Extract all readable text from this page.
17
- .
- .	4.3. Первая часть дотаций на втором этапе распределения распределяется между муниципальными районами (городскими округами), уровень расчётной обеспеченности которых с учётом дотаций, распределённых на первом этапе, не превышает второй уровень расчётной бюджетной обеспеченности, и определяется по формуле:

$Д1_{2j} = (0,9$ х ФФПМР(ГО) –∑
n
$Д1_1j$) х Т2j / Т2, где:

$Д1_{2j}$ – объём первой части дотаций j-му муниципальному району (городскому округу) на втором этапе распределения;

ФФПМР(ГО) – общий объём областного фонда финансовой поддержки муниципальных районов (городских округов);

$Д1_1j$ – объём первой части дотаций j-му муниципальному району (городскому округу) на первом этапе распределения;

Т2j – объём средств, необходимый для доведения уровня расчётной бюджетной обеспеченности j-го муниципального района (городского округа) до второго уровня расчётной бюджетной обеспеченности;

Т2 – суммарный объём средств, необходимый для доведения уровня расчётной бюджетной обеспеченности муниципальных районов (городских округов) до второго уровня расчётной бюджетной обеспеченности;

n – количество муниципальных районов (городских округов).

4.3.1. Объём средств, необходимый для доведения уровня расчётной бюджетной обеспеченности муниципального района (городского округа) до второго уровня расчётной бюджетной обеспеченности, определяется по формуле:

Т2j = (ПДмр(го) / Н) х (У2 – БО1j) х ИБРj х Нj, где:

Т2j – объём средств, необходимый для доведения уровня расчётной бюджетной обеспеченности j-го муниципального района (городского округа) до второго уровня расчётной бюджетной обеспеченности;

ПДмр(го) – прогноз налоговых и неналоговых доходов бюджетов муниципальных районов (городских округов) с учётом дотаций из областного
---
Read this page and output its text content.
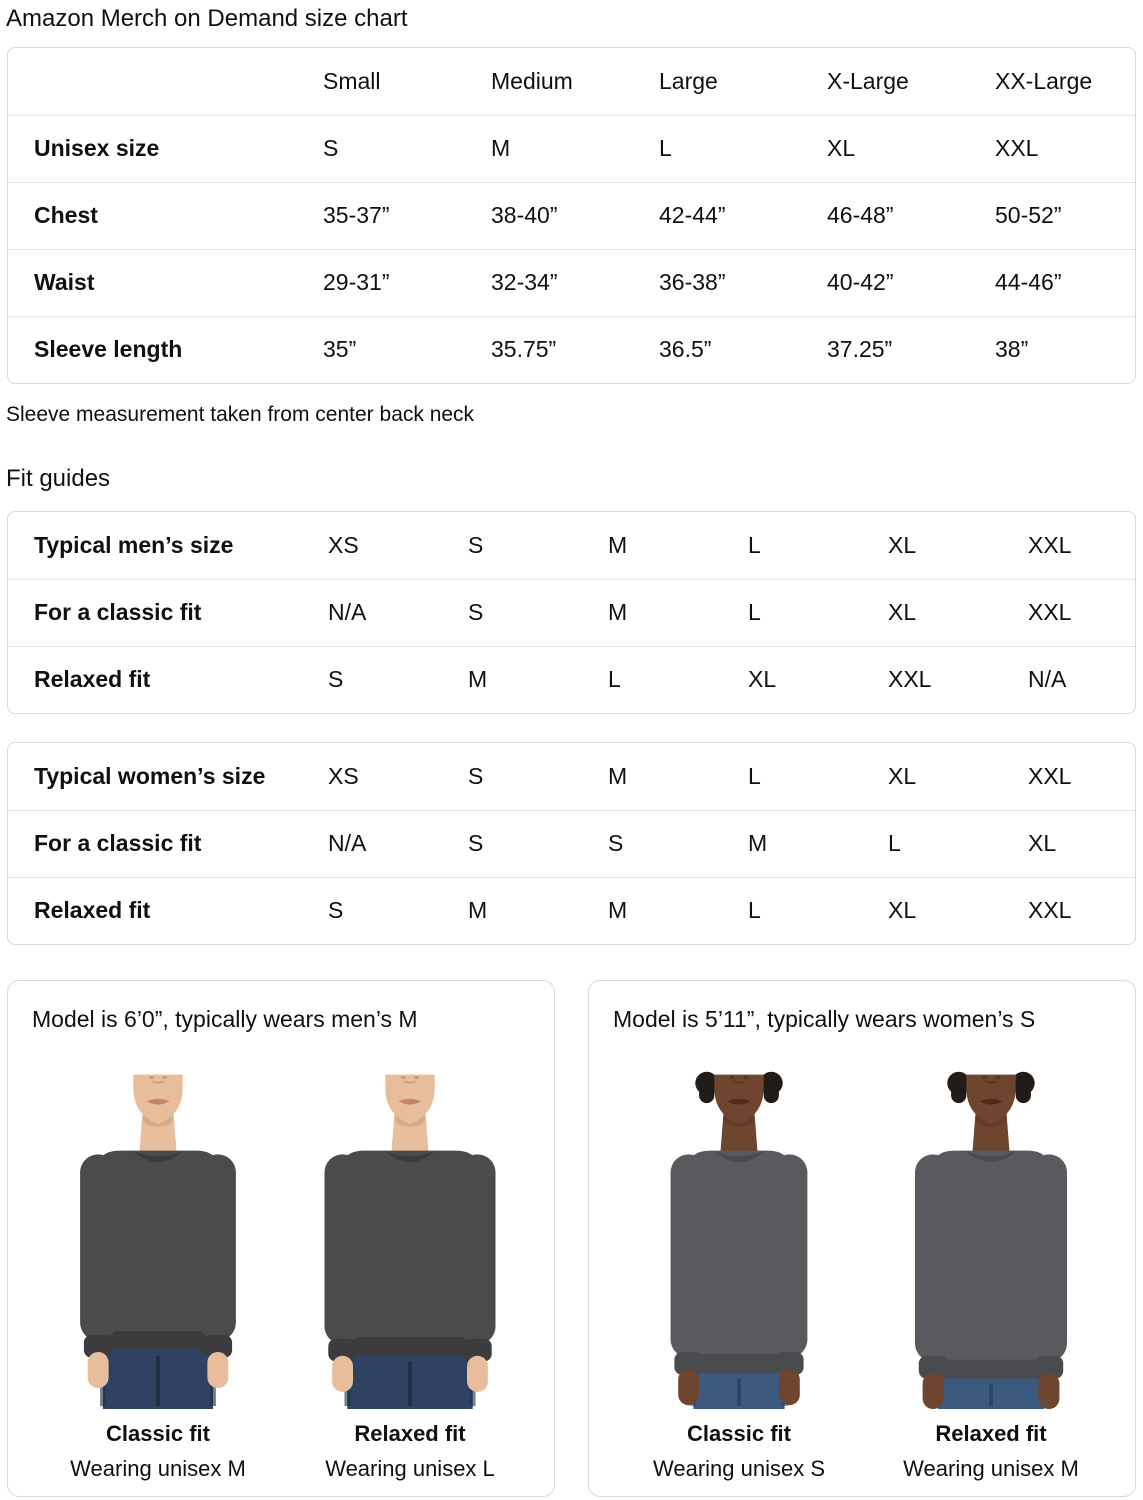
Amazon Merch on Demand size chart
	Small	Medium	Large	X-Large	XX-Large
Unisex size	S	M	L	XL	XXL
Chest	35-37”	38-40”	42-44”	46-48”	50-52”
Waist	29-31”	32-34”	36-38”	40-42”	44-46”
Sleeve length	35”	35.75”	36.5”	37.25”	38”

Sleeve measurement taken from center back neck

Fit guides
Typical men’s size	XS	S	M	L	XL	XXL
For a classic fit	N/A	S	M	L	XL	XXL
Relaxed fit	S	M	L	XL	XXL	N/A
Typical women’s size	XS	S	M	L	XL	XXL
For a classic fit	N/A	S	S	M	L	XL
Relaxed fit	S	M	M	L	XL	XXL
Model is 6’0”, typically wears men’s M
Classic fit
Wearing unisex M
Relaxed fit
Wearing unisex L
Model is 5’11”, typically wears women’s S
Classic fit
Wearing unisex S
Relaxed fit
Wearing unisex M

● **TASK DETAILS**
Give the number of lines above in which the word "text" occurs, with nothing else.

● **OUTPUT BELOW**
2